Locate every line in the records below that contains the word "学习的小主人", and copy each one.

---- Material to process

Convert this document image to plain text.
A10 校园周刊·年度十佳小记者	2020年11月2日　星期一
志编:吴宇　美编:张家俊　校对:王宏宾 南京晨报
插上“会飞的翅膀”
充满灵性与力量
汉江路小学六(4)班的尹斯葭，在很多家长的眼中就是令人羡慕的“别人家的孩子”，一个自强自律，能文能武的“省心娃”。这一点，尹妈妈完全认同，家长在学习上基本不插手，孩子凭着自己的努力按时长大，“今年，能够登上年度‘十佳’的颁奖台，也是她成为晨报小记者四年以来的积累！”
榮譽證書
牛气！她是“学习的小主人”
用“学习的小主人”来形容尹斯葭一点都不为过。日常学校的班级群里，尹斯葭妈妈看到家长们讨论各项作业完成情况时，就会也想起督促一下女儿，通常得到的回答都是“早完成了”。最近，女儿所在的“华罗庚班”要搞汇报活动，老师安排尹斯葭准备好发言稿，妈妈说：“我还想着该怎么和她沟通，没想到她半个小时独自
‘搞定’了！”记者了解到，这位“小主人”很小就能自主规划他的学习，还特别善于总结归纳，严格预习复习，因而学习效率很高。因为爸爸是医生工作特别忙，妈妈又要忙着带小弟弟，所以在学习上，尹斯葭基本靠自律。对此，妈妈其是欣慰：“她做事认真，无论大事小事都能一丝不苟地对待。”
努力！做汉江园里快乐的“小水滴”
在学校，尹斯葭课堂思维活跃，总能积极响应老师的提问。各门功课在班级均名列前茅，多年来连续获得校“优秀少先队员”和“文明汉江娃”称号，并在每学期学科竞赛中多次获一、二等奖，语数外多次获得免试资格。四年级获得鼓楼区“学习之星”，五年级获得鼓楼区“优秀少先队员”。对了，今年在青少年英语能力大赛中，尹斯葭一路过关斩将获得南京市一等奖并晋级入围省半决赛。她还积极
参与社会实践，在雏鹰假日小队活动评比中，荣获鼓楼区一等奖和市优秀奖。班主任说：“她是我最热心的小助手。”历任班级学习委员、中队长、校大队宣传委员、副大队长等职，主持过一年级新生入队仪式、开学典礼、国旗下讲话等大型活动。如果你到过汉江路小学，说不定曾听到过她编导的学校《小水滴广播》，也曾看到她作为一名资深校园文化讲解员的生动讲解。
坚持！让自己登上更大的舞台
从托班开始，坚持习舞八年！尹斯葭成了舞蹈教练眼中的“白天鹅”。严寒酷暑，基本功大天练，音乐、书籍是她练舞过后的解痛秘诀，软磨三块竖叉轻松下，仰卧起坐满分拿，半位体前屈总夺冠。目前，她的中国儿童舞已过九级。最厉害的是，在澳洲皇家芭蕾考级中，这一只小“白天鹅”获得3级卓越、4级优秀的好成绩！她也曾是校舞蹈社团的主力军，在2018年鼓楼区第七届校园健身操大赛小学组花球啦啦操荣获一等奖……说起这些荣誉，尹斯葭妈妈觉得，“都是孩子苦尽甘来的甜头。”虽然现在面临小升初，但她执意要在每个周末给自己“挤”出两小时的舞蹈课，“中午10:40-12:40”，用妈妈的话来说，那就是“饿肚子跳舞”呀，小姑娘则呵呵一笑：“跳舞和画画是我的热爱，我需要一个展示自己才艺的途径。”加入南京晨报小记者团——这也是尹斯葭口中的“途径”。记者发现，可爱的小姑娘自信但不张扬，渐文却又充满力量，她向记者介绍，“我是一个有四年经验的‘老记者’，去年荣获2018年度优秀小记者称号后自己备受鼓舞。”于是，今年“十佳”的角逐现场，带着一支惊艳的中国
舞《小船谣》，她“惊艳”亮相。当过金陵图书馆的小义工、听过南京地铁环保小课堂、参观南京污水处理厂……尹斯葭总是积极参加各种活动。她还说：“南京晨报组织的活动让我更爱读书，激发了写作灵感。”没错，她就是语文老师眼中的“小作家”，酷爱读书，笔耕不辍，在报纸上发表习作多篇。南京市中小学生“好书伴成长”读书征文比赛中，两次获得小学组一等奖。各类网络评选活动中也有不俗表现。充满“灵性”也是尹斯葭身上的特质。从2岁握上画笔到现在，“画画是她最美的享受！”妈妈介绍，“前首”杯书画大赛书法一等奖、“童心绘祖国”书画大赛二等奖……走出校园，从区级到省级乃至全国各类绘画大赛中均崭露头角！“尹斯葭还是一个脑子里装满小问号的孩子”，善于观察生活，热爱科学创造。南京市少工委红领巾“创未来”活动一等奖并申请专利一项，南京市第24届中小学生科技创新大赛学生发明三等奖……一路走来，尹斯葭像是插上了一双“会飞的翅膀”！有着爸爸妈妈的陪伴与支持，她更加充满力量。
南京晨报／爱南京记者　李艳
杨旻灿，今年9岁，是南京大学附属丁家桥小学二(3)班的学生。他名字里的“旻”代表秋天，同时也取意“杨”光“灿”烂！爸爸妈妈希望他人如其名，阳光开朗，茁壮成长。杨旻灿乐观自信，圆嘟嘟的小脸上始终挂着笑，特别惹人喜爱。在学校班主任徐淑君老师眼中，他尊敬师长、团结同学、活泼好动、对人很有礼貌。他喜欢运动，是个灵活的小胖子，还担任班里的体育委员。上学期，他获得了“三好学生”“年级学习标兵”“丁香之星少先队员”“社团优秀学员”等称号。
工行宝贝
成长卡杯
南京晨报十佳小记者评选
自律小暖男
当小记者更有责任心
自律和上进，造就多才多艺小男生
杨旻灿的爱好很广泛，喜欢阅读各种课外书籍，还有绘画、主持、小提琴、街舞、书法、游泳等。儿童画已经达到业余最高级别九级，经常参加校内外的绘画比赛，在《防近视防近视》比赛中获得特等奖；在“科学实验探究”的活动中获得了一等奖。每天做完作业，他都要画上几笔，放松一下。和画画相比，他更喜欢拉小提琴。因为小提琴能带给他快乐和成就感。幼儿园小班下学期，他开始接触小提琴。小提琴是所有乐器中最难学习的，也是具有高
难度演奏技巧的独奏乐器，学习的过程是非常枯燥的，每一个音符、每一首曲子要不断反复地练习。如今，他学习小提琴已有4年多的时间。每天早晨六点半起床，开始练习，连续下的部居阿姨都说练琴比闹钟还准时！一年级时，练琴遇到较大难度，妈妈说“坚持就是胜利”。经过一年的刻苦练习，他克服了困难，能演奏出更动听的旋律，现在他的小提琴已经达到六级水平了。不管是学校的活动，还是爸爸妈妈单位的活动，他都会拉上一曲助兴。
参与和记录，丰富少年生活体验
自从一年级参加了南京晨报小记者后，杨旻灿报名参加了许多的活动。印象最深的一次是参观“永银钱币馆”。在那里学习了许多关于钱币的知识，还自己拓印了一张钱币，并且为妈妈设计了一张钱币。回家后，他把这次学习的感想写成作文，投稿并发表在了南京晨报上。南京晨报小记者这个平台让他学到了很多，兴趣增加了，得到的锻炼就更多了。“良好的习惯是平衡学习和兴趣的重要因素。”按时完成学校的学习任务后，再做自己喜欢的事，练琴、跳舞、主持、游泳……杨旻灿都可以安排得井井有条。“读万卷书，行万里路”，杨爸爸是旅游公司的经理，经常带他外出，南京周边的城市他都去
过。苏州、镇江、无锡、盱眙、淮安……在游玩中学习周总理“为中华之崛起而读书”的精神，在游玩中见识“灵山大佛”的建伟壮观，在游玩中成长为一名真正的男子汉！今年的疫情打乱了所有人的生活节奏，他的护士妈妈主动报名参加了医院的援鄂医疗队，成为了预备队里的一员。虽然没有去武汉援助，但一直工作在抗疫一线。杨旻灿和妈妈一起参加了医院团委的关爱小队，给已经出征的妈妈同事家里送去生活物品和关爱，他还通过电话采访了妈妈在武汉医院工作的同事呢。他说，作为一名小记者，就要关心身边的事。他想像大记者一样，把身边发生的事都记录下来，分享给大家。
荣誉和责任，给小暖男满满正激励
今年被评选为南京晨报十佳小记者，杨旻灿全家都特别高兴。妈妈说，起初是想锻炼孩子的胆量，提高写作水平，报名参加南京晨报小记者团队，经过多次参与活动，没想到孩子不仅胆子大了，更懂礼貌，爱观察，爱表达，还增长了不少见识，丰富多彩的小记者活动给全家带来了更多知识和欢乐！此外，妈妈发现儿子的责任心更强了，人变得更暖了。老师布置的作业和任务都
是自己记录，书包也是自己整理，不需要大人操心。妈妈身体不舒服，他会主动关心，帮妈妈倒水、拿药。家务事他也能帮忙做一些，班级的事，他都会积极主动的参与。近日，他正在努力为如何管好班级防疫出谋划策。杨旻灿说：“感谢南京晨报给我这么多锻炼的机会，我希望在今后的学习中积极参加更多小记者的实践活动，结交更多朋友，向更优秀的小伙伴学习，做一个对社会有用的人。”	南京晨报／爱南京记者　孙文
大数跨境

--------

— Result of the exercise —
牛气！她是“学习的小主人”
用“学习的小主人”来形容尹斯葭一点都不为过。日常学校的班级群里，尹斯葭妈妈看到家长们讨论各项作业完成情况时，就会也想起督促一下女儿，通常得到的回答都是“早完成了”。最近，女儿所在的“华罗庚班”要搞汇报活动，老师安排尹斯葭准备好发言稿，妈妈说：“我还想着该怎么和她沟通，没想到她半个小时独自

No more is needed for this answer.